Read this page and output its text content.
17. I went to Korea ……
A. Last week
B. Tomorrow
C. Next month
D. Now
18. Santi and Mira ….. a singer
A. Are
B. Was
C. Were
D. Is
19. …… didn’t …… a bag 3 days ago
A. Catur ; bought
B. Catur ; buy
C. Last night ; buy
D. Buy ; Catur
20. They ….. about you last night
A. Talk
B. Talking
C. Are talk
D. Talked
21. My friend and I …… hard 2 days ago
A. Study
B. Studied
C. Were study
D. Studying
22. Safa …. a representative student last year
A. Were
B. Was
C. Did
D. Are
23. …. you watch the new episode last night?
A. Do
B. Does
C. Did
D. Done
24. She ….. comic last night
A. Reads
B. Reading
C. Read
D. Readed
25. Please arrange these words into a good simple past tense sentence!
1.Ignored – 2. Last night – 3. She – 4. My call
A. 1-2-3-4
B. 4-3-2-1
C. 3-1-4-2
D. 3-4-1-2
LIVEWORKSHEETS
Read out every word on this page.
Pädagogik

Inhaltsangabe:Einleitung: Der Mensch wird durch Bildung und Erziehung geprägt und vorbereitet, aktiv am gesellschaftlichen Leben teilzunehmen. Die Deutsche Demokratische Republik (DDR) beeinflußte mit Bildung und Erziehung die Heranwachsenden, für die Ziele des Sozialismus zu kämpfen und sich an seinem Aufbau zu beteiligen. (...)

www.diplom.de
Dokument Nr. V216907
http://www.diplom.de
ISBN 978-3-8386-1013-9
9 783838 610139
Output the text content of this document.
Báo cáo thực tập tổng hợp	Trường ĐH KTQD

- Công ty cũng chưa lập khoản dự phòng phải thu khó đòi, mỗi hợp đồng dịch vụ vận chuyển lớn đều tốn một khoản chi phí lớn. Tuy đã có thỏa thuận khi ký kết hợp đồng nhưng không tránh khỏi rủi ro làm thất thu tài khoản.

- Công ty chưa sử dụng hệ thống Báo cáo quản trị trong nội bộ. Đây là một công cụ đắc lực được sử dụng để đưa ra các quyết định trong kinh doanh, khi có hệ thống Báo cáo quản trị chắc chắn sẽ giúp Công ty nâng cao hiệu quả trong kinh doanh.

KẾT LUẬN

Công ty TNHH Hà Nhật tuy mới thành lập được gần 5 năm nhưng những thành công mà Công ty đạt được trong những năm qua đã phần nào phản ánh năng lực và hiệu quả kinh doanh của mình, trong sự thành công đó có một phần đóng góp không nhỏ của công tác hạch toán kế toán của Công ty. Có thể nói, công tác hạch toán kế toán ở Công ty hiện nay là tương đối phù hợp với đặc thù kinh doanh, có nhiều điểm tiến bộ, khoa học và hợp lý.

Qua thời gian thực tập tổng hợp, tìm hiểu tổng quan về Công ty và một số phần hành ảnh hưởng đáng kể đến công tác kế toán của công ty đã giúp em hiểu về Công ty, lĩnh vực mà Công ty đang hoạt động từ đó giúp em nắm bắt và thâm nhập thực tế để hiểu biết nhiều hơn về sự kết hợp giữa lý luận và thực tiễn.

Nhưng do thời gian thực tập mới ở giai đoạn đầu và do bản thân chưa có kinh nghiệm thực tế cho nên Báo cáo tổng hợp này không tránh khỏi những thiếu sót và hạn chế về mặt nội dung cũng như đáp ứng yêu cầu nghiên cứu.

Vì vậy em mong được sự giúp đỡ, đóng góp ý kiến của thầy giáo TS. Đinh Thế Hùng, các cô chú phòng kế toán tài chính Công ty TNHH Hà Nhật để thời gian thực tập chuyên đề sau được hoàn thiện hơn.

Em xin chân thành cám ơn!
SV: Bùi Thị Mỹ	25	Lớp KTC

**Short problem**
Transcribe all of the entries without altering anything.

**Exercise result**
Read this page and output its text content.
17. I went to Korea ……
A. Last week
B. Tomorrow
C. Next month
D. Now
18. Santi and Mira ….. a singer
A. Are
B. Was
C. Were
D. Is
19. …… didn’t …… a bag 3 days ago
A. Catur ; bought
B. Catur ; buy
C. Last night ; buy
D. Buy ; Catur
20. They ….. about you last night
A. Talk
B. Talking
C. Are talk
D. Talked
21. My friend and I …… hard 2 days ago
A. Study
B. Studied
C. Were study
D. Studying
22. Safa …. a representative student last year
A. Were
B. Was
C. Did
D. Are
23. …. you watch the new episode last night?
A. Do
B. Does
C. Did
D. Done
24. She ….. comic last night
A. Reads
B. Reading
C. Read
D. Readed
25. Please arrange these words into a good simple past tense sentence!
1.Ignored – 2. Last night – 3. She – 4. My call
A. 1-2-3-4
B. 4-3-2-1
C. 3-1-4-2
D. 3-4-1-2
LIVEWORKSHEETS
Read out every word on this page.
Pädagogik

Inhaltsangabe:Einleitung: Der Mensch wird durch Bildung und Erziehung geprägt und vorbereitet, aktiv am gesellschaftlichen Leben teilzunehmen. Die Deutsche Demokratische Republik (DDR) beeinflußte mit Bildung und Erziehung die Heranwachsenden, für die Ziele des Sozialismus zu kämpfen und sich an seinem Aufbau zu beteiligen. (...)

www.diplom.de
Dokument Nr. V216907
http://www.diplom.de
ISBN 978-3-8386-1013-9
9 783838 610139
Output the text content of this document.
Báo cáo thực tập tổng hợp	Trường ĐH KTQD

- Công ty cũng chưa lập khoản dự phòng phải thu khó đòi, mỗi hợp đồng dịch vụ vận chuyển lớn đều tốn một khoản chi phí lớn. Tuy đã có thỏa thuận khi ký kết hợp đồng nhưng không tránh khỏi rủi ro làm thất thu tài khoản.

- Công ty chưa sử dụng hệ thống Báo cáo quản trị trong nội bộ. Đây là một công cụ đắc lực được sử dụng để đưa ra các quyết định trong kinh doanh, khi có hệ thống Báo cáo quản trị chắc chắn sẽ giúp Công ty nâng cao hiệu quả trong kinh doanh.

KẾT LUẬN

Công ty TNHH Hà Nhật tuy mới thành lập được gần 5 năm nhưng những thành công mà Công ty đạt được trong những năm qua đã phần nào phản ánh năng lực và hiệu quả kinh doanh của mình, trong sự thành công đó có một phần đóng góp không nhỏ của công tác hạch toán kế toán của Công ty. Có thể nói, công tác hạch toán kế toán ở Công ty hiện nay là tương đối phù hợp với đặc thù kinh doanh, có nhiều điểm tiến bộ, khoa học và hợp lý.

Qua thời gian thực tập tổng hợp, tìm hiểu tổng quan về Công ty và một số phần hành ảnh hưởng đáng kể đến công tác kế toán của công ty đã giúp em hiểu về Công ty, lĩnh vực mà Công ty đang hoạt động từ đó giúp em nắm bắt và thâm nhập thực tế để hiểu biết nhiều hơn về sự kết hợp giữa lý luận và thực tiễn.

Nhưng do thời gian thực tập mới ở giai đoạn đầu và do bản thân chưa có kinh nghiệm thực tế cho nên Báo cáo tổng hợp này không tránh khỏi những thiếu sót và hạn chế về mặt nội dung cũng như đáp ứng yêu cầu nghiên cứu.

Vì vậy em mong được sự giúp đỡ, đóng góp ý kiến của thầy giáo TS. Đinh Thế Hùng, các cô chú phòng kế toán tài chính Công ty TNHH Hà Nhật để thời gian thực tập chuyên đề sau được hoàn thiện hơn.

Em xin chân thành cám ơn!
SV: Bùi Thị Mỹ	25	Lớp KTC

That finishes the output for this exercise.